::: Available records

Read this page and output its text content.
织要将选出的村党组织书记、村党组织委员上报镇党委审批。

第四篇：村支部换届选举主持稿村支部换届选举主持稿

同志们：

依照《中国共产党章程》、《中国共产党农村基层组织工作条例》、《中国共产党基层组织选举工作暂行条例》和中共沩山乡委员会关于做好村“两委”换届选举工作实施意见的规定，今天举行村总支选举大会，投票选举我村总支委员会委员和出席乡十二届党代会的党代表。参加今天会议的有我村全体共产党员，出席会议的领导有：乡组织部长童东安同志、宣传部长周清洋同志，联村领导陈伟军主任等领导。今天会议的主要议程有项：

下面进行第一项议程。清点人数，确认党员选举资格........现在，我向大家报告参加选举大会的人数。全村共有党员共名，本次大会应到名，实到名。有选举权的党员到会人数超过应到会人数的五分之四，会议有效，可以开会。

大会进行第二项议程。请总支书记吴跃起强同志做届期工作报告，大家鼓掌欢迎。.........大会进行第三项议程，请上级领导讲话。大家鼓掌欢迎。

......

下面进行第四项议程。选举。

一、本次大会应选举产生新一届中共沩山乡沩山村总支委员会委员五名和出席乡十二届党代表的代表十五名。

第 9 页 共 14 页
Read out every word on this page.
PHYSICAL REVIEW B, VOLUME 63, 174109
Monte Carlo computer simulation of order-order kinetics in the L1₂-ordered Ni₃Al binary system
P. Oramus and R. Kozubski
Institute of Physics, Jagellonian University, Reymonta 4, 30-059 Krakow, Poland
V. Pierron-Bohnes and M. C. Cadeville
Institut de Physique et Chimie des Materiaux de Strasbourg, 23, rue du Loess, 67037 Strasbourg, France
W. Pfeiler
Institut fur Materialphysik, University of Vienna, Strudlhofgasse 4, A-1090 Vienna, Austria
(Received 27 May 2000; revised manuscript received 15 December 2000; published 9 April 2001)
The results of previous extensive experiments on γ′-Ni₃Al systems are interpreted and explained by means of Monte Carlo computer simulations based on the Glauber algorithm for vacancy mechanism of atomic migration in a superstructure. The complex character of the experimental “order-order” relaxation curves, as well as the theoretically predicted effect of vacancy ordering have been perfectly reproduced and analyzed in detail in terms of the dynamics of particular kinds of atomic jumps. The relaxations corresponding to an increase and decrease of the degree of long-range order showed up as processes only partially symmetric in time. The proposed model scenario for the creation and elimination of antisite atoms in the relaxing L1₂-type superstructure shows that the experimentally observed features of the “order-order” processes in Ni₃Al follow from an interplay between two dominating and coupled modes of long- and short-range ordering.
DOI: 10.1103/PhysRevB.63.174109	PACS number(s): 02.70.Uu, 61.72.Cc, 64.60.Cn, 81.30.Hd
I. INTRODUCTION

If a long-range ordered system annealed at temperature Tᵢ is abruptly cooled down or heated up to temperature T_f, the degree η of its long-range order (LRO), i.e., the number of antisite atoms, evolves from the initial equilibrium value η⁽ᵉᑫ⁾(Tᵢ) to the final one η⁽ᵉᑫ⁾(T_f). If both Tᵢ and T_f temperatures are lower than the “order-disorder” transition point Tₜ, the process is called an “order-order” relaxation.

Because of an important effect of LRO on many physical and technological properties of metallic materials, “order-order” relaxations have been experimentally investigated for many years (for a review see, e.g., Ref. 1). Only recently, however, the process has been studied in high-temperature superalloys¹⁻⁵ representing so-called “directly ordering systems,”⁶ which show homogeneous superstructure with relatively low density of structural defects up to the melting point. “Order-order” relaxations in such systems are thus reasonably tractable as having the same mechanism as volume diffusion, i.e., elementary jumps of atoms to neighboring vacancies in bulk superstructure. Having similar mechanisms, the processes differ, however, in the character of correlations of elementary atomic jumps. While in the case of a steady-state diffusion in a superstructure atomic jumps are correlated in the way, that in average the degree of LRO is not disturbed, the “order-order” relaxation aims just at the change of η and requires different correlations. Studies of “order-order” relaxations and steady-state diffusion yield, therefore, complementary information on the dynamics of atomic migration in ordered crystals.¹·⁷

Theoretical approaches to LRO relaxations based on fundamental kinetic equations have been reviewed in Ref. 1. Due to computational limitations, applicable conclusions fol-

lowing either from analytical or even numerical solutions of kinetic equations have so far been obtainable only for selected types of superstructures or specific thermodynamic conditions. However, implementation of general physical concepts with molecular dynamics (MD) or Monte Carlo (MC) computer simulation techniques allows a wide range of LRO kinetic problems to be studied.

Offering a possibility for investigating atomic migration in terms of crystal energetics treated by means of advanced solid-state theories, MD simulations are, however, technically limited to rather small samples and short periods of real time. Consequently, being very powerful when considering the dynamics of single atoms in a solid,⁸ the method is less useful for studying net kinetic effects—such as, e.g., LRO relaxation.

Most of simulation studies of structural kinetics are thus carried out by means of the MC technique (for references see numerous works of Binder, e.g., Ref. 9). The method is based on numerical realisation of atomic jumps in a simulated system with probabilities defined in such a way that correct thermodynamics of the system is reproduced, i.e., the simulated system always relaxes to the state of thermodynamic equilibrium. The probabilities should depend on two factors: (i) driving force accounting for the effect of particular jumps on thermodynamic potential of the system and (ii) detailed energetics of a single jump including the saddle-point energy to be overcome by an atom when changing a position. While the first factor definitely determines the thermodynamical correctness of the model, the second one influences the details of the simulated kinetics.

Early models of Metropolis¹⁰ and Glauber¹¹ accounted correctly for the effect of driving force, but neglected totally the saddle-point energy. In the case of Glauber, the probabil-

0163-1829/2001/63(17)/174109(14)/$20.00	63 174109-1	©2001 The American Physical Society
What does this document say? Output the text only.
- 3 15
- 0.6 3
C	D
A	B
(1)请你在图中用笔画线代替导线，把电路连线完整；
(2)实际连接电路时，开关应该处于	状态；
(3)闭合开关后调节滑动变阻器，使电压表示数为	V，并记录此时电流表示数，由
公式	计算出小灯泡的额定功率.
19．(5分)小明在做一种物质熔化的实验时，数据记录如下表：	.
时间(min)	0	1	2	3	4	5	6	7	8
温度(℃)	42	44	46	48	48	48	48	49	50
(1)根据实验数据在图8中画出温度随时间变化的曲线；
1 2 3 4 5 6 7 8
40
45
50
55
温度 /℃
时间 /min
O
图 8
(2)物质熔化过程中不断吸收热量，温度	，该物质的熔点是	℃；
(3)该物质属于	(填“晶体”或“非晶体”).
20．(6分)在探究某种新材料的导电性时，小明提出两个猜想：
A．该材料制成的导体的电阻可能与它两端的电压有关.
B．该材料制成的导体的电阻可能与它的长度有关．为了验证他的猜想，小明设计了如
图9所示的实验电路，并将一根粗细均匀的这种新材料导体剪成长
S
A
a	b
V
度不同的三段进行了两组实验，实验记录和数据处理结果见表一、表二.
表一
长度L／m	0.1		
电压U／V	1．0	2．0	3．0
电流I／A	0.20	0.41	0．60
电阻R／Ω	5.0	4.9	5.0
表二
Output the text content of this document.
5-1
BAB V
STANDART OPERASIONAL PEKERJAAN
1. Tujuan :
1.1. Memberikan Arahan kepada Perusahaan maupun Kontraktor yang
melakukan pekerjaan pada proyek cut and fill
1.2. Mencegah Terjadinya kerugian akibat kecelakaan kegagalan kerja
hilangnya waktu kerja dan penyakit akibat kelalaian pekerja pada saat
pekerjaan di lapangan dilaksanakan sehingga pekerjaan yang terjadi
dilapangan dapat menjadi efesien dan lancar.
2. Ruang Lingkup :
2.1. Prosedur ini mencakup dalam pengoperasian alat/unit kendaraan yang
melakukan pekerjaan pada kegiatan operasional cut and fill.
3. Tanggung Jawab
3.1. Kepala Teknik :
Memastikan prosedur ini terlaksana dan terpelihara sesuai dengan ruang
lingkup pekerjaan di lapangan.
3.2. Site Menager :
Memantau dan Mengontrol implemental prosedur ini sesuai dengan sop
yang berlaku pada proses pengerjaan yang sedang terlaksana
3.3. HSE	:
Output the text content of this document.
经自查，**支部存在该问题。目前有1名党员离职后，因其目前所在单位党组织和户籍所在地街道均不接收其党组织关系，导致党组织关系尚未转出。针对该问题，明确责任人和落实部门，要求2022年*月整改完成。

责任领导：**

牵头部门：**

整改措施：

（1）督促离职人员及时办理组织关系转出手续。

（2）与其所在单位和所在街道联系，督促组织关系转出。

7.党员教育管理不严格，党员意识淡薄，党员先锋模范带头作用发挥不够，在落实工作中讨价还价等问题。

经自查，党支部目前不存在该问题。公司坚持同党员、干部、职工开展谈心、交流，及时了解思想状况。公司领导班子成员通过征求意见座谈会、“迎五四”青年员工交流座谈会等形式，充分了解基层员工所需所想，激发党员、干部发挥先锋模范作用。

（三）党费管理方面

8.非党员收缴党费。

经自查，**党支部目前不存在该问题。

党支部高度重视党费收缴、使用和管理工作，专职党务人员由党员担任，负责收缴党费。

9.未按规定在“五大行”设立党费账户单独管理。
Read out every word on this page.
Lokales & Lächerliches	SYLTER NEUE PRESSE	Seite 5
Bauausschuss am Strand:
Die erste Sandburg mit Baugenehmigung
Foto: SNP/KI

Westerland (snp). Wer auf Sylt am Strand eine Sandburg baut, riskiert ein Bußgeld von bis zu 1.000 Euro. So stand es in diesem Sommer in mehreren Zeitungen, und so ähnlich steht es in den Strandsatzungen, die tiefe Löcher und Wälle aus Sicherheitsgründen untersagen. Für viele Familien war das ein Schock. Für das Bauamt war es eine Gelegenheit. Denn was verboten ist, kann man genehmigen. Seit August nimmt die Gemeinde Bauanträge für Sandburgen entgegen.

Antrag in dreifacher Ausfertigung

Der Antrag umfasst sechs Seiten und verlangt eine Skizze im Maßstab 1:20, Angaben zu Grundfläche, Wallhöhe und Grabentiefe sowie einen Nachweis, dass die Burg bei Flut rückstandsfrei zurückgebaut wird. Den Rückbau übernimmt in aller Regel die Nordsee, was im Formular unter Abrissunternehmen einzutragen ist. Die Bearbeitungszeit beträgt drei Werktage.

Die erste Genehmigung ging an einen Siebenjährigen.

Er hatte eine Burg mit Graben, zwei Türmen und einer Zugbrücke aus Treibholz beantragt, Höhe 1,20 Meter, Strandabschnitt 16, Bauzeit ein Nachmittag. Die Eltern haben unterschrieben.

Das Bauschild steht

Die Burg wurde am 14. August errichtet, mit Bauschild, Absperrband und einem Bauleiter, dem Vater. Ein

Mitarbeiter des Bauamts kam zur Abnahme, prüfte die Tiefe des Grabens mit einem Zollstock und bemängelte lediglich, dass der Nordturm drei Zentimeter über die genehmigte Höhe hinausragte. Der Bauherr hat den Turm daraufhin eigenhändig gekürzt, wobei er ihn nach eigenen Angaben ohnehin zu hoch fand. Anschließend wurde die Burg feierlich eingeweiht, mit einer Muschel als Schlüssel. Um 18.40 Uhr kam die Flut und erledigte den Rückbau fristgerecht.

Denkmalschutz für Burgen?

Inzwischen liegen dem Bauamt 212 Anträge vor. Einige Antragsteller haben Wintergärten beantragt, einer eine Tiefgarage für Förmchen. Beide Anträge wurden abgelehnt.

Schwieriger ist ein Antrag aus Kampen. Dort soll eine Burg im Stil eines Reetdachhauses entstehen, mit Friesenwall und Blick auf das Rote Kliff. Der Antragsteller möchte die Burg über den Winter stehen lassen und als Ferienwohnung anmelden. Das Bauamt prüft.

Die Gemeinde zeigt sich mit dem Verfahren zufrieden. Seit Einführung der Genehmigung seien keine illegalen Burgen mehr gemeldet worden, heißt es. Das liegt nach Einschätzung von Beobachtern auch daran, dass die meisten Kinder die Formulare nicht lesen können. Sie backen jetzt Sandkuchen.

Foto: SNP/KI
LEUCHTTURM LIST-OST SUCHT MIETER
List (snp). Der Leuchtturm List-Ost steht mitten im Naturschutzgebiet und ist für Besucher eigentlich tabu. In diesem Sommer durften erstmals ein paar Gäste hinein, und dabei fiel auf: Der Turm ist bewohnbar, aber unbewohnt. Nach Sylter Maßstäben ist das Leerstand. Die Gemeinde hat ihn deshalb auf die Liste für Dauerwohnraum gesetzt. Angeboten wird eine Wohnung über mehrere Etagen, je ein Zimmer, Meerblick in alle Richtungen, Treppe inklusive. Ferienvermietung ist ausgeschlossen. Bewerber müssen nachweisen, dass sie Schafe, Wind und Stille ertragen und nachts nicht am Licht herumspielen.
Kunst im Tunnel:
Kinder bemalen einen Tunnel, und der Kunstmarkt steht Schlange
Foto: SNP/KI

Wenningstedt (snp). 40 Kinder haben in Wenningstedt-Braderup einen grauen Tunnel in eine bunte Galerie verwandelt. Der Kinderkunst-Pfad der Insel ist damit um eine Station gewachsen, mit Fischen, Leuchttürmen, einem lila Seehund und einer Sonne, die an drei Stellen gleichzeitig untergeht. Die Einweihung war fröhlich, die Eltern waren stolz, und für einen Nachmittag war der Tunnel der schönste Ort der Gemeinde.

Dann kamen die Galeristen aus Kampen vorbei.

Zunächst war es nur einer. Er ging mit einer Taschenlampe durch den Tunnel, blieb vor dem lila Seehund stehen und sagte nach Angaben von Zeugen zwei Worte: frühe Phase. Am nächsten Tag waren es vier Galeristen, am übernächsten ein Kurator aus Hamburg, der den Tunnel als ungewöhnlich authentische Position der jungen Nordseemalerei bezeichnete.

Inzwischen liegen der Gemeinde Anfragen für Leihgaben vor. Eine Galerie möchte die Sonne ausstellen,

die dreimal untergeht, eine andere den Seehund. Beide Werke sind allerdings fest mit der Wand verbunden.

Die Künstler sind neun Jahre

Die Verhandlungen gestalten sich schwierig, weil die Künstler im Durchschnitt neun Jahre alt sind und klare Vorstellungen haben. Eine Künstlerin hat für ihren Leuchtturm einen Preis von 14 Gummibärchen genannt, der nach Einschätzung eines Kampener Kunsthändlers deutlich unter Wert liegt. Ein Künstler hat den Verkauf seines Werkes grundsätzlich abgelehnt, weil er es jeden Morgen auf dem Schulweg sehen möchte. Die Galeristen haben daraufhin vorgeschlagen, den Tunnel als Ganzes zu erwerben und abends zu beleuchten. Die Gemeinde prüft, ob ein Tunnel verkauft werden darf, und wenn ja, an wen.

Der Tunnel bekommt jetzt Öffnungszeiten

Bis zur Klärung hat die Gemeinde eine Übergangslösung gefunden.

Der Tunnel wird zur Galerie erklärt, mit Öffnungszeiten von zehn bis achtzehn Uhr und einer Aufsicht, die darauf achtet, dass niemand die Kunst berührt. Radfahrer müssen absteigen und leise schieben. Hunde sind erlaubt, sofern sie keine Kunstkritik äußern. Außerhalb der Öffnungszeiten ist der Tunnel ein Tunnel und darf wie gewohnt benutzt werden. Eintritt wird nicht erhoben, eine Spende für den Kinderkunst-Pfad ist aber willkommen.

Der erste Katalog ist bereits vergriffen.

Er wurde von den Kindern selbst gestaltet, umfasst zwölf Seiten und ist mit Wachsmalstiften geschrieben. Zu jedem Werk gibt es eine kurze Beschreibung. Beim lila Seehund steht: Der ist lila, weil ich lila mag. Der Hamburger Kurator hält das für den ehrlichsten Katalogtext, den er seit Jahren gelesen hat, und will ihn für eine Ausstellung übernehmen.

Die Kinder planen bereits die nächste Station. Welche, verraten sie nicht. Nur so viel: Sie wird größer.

::::::

Your goal: How many lines of the entries above hold the string "zwei"? Reply with the number alone.

Result of the task: 2